- What is required -
Set out each line from the following listing that includes the word "欢庆歌舞".

((

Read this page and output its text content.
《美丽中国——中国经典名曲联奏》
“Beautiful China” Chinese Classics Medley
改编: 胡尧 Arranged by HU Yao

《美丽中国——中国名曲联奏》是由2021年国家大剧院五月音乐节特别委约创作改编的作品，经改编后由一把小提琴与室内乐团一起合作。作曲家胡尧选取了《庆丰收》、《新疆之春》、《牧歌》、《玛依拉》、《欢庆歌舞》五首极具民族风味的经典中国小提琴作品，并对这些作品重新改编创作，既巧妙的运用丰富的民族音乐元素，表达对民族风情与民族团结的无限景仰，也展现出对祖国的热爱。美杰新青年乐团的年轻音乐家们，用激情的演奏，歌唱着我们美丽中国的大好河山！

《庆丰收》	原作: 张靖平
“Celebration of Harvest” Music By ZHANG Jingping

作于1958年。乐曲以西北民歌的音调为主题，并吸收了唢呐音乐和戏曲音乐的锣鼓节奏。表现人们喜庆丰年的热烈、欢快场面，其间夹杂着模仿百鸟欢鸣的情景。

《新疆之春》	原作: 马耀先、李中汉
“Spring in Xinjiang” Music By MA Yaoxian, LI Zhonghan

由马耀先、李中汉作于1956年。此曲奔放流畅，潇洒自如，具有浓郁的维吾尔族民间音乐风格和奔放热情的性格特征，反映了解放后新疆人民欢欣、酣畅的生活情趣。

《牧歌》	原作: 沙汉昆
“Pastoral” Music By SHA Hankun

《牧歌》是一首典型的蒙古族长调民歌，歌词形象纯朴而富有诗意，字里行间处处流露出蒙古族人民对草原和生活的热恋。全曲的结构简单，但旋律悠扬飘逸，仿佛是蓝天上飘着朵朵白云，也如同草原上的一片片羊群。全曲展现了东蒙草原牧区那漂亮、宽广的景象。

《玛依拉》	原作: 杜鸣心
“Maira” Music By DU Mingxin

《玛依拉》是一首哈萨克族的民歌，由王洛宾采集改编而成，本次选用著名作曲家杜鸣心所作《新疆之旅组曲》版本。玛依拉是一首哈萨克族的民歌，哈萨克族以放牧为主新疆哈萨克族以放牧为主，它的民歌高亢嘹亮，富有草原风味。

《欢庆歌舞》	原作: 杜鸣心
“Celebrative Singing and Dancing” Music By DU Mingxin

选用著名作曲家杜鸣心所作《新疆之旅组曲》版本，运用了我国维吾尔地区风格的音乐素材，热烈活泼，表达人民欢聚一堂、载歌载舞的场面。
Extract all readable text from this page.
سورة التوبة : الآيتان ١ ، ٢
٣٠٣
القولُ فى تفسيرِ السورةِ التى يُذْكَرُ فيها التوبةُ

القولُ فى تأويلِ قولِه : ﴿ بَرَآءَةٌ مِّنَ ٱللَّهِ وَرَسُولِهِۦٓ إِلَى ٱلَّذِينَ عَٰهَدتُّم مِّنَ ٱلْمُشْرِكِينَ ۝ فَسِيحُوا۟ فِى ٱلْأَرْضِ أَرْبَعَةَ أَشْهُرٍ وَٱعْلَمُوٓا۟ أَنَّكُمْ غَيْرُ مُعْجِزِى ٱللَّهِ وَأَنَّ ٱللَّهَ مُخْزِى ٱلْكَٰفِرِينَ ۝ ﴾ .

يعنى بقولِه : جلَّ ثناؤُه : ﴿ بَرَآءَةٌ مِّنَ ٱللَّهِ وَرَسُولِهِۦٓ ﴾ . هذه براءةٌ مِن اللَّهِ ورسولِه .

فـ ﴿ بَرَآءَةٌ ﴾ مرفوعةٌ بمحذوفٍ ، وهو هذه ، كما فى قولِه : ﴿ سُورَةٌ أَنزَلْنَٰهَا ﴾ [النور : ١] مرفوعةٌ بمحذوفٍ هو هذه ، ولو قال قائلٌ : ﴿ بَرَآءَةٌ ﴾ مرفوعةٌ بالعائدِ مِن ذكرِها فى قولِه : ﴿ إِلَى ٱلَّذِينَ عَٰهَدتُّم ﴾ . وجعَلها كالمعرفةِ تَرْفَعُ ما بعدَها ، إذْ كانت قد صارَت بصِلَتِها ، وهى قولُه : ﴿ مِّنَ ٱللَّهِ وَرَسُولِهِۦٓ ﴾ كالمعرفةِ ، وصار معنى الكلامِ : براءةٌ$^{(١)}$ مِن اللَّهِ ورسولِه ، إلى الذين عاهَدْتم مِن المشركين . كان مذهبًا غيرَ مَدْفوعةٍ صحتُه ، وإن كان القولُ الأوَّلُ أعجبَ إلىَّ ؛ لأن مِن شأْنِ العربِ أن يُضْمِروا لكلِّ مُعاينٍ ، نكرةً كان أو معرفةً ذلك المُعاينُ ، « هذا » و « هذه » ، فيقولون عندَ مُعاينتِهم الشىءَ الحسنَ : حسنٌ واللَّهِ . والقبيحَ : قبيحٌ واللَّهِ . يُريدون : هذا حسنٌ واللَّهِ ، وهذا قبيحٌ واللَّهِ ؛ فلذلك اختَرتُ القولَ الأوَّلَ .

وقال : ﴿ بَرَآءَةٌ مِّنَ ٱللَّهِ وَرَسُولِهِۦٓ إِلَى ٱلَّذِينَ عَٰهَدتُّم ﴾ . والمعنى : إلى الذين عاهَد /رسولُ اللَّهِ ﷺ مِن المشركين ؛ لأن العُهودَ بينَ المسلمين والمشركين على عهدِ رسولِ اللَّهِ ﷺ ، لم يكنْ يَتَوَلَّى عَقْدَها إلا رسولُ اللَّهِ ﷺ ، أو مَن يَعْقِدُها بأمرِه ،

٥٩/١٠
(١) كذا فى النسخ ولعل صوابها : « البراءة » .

))

- Task result -
《美丽中国——中国名曲联奏》是由2021年国家大剧院五月音乐节特别委约创作改编的作品，经改编后由一把小提琴与室内乐团一起合作。作曲家胡尧选取了《庆丰收》、《新疆之春》、《牧歌》、《玛依拉》、《欢庆歌舞》五首极具民族风味的经典中国小提琴作品，并对这些作品重新改编创作，既巧妙的运用丰富的民族音乐元素，表达对民族风情与民族团结的无限景仰，也展现出对祖国的热爱。美杰新青年乐团的年轻音乐家们，用激情的演奏，歌唱着我们美丽中国的大好河山！
《欢庆歌舞》	原作: 杜鸣心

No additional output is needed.